>> Start Available data

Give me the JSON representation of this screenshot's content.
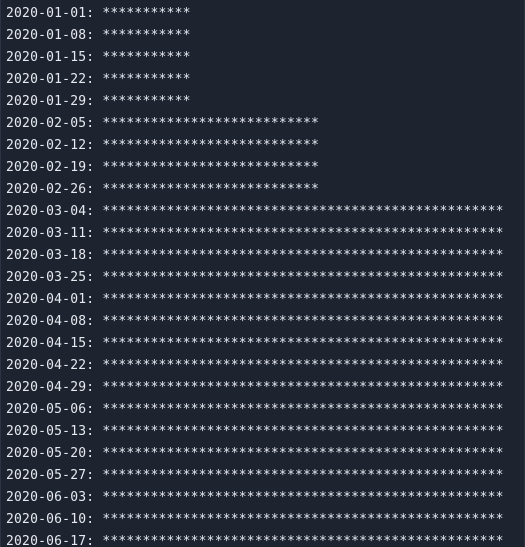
{
  "terminal": {
    "lines": [
      {
        "date": "2020-01-01:",
        "stars": "***********"
      },
      {
        "date": "2020-01-08:",
        "stars": "***********"
      },
      {
        "date": "2020-01-15:",
        "stars": "***********"
      },
      {
        "date": "2020-01-22:",
        "stars": "***********"
      },
      {
        "date": "2020-01-29:",
        "stars": "***********"
      },
      {
        "date": "2020-02-05:",
        "stars": "***************************"
      },
      {
        "date": "2020-02-12:",
        "stars": "***************************"
      },
      {
        "date": "2020-02-19:",
        "stars": "***************************"
      },
      {
        "date": "2020-02-26:",
        "stars": "***************************"
      },
      {
        "date": "2020-03-04:",
        "stars": "**************************************************"
      },
      {
        "date": "2020-03-11:",
        "stars": "**************************************************"
      },
      {
        "date": "2020-03-18:",
        "stars": "**************************************************"
      },
      {
        "date": "2020-03-25:",
        "stars": "**************************************************"
      },
      {
        "date": "2020-04-01:",
        "stars": "**************************************************"
      },
      {
        "date": "2020-04-08:",
        "stars": "**************************************************"
      },
      {
        "date": "2020-04-15:",
        "stars": "**************************************************"
      },
      {
        "date": "2020-04-22:",
        "stars": "**************************************************"
      },
      {
        "date": "2020-04-29:",
        "stars": "**************************************************"
      },
      {
        "date": "2020-05-06:",
        "stars": "**************************************************"
      },
      {
        "date": "2020-05-13:",
        "stars": "**************************************************"
      },
      {
        "date": "2020-05-20:",
        "stars": "**************************************************"
      },
      {
        "date": "2020-05-27:",
        "stars": "**************************************************"
      },
      {
        "date": "2020-06-03:",
        "stars": "**************************************************"
      },
      {
        "date": "2020-06-10:",
        "stars": "**************************************************"
      },
      {
        "date": "2020-06-17:",
        "stars": "**************************************************"
      }
    ]
  }
}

>> End Available data

**Problem to solve**
Exact duplication of all the records is required; pictures are omitted from the copy.

**Completed task**
Give me the JSON representation of this screenshot's content.
{
  "terminal": {
    "lines": [
      {
        "date": "2020-01-01:",
        "stars": "***********"
      },
      {
        "date": "2020-01-08:",
        "stars": "***********"
      },
      {
        "date": "2020-01-15:",
        "stars": "***********"
      },
      {
        "date": "2020-01-22:",
        "stars": "***********"
      },
      {
        "date": "2020-01-29:",
        "stars": "***********"
      },
      {
        "date": "2020-02-05:",
        "stars": "***************************"
      },
      {
        "date": "2020-02-12:",
        "stars": "***************************"
      },
      {
        "date": "2020-02-19:",
        "stars": "***************************"
      },
      {
        "date": "2020-02-26:",
        "stars": "***************************"
      },
      {
        "date": "2020-03-04:",
        "stars": "**************************************************"
      },
      {
        "date": "2020-03-11:",
        "stars": "**************************************************"
      },
      {
        "date": "2020-03-18:",
        "stars": "**************************************************"
      },
      {
        "date": "2020-03-25:",
        "stars": "**************************************************"
      },
      {
        "date": "2020-04-01:",
        "stars": "**************************************************"
      },
      {
        "date": "2020-04-08:",
        "stars": "**************************************************"
      },
      {
        "date": "2020-04-15:",
        "stars": "**************************************************"
      },
      {
        "date": "2020-04-22:",
        "stars": "**************************************************"
      },
      {
        "date": "2020-04-29:",
        "stars": "**************************************************"
      },
      {
        "date": "2020-05-06:",
        "stars": "**************************************************"
      },
      {
        "date": "2020-05-13:",
        "stars": "**************************************************"
      },
      {
        "date": "2020-05-20:",
        "stars": "**************************************************"
      },
      {
        "date": "2020-05-27:",
        "stars": "**************************************************"
      },
      {
        "date": "2020-06-03:",
        "stars": "**************************************************"
      },
      {
        "date": "2020-06-10:",
        "stars": "**************************************************"
      },
      {
        "date": "2020-06-17:",
        "stars": "**************************************************"
      }
    ]
  }
}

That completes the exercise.